On Mon, Mar 18, 2013 at 09:40:14PM -0400, Theodore Ts'o wrote:
> On Tue, Mar 19, 2013 at 10:12:33AM +1100, Dave Chinner wrote:
> > I know that Ted has already asked "what is an extent", but that's
> > also missing the point. An extent is defined, just like for on-disk
> > extent records, as a region of a file that is both logically and
> > physically contiguous. From that, a fragmented file is a file that
> > is logically contiguous but physically disjointed, and a sparse file
> > is one that is logically disjointed. i.e. it is the relationship
> > between extents that defines "sparse" and "fragmented", not the
> > definition of an extent itself.
> 
> Dave --- I think we're talking about two different tests.  This
> particular test is xfstest #285.

Yeah, I just realised that as I was reading through my ext4 list
feed...

> The test in question is subtest #8, which preallocates a 4MB file, and
> then writes a block filled with 'a' which is sized to the file system
> block size, at offset 10*fs_block_size.  It then checks to make sure
> SEEK_HOLE and SEEK_DATA is what it expects.

Yup, and as I just said in reply to myself, this means the same
reasoning applies - we can simply change the file layout to make
holes large enough that zero-out isn't an issue.

> > Looking at the test itself, then.  The backwards synchronous write
> > trick that is used by 218?  That's an underhanded trick to make XFS
> > create a fragmented file. We are not testing that the defragmenter
> > knows that it's a backwards written file - we are testing that it
> > sees the file as logically contiguous and physically disjointed, and
> > then defragments it successfully.
> 
> What I was saying --- in the other mail thread --- is that it's open
> to question whether a file which is being written via a random-write
> pattern, resulting in a physically contiguous, but not contiguous from
> a logical block number point of view, is worth defragging or not.  It
> all depends on whether the file is likely to be read sequentially in
> the future, or whether it will continue to be accessed via a random
> access pattern.  In the latter case, it might not be worth defragging
> the file.

▶ RECORDS

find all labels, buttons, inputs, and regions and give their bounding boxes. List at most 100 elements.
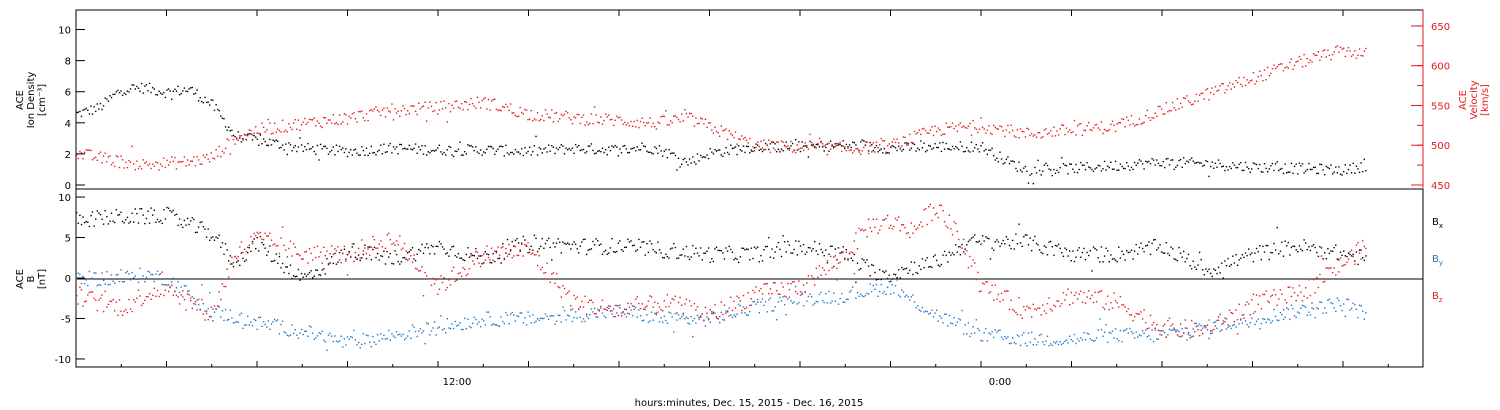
bx-point [898, 269, 900, 271]
by-point [1192, 328, 1194, 330]
density-point [1194, 162, 1196, 164]
bz-point [799, 291, 802, 293]
velocity-point [253, 132, 255, 134]
bx-point [334, 252, 336, 255]
density-point [1192, 160, 1194, 162]
density-point [419, 149, 422, 151]
by-point [988, 332, 990, 334]
density-point [654, 146, 656, 148]
bz-point [175, 294, 178, 296]
velocity-point [164, 166, 167, 169]
density-point [1249, 171, 1251, 173]
bx-point [500, 262, 502, 264]
velocity-point [926, 132, 928, 134]
bz-point [1046, 303, 1049, 305]
bz-point [1094, 291, 1096, 294]
bx-point [337, 261, 339, 263]
density-point [918, 149, 920, 151]
by-point [1070, 338, 1072, 341]
bx-point [833, 265, 835, 268]
bx-point [492, 253, 494, 255]
velocity-point [202, 154, 205, 156]
bz-point [432, 277, 434, 280]
bz-point [163, 294, 165, 297]
density-point [145, 84, 148, 86]
density-point [508, 153, 510, 156]
velocity-point [1016, 129, 1019, 131]
density-point [964, 150, 966, 153]
velocity-point [617, 117, 619, 119]
density-point [1202, 165, 1204, 167]
velocity-point [1064, 133, 1066, 136]
bx-point [304, 273, 306, 275]
velocity-point [256, 132, 258, 134]
by-point [1284, 316, 1286, 318]
by-point [1306, 314, 1308, 317]
velocity-point [810, 142, 813, 144]
by-point [272, 321, 274, 323]
bx-point [473, 255, 475, 257]
velocity-point [980, 117, 982, 119]
by-point [527, 311, 529, 313]
velocity-point [289, 126, 292, 129]
bx-point [478, 255, 480, 257]
bx-point [940, 263, 943, 266]
density-point [730, 144, 732, 146]
bz-point [681, 304, 683, 306]
density-point [182, 90, 184, 92]
bz-point [1013, 310, 1015, 312]
density-point [755, 143, 757, 145]
bx-point [1324, 252, 1326, 254]
by-point [155, 273, 157, 275]
velocity-point [1325, 56, 1327, 58]
velocity-point [587, 123, 589, 126]
density-point [1293, 165, 1296, 168]
bx-point [508, 253, 510, 255]
bz-point [1160, 334, 1163, 336]
velocity-point [1154, 112, 1156, 114]
bx-point [605, 249, 607, 252]
velocity-point [712, 132, 715, 134]
bz-point [226, 268, 228, 270]
density-point [338, 145, 341, 147]
velocity-point [226, 138, 228, 140]
bx-point [297, 268, 300, 271]
density-point [486, 148, 488, 150]
bx-point [462, 259, 464, 261]
y-tick-label-velocity: 450 [1431, 181, 1450, 192]
bz-point [928, 206, 930, 208]
bx-point [799, 245, 802, 247]
bx-point [1320, 247, 1323, 249]
by-point [1170, 329, 1172, 331]
density-point [1075, 163, 1077, 166]
bz-point [772, 282, 775, 284]
bx-point [204, 228, 206, 230]
by-point [902, 291, 905, 293]
bx-point [814, 240, 816, 243]
bx-point [87, 221, 89, 223]
bx-point [270, 260, 273, 263]
density-point [1130, 166, 1133, 169]
bz-point [147, 296, 149, 298]
bz-point [331, 245, 333, 247]
velocity-point [836, 142, 838, 144]
bx-point [592, 240, 594, 243]
bz-point [153, 287, 155, 289]
bz-point [763, 283, 765, 285]
bz-point [1238, 303, 1240, 305]
bx-point [769, 256, 772, 258]
bx-point [719, 249, 721, 252]
bx-point [475, 247, 477, 250]
bz-point [574, 298, 577, 300]
by-point [506, 314, 509, 316]
density-point [294, 145, 296, 147]
bz-point [1225, 318, 1228, 320]
bz-point [1208, 337, 1210, 340]
bz-point [1300, 291, 1302, 293]
bx-point [1132, 258, 1134, 260]
velocity-point [490, 100, 493, 102]
bz-point [905, 232, 908, 235]
density-point [308, 148, 311, 150]
bz-point [419, 270, 422, 272]
bx-point [79, 214, 81, 216]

▶ SHORT EXERCISE
Rewrite the paragraph in the source excerpt that begins "What I was saying" as a short bulleted list that keeps its main points.

▶ THE RESPONSE
- As raised in the other mail thread, it is an open question whether a file written with a random-write pattern is worth defragmenting, since the result is physically contiguous but not contiguous by logical block number.
- The answer depends on whether the file will later be read sequentially or will keep being accessed randomly.
- If access stays random, defragmenting the file might not be worthwhile.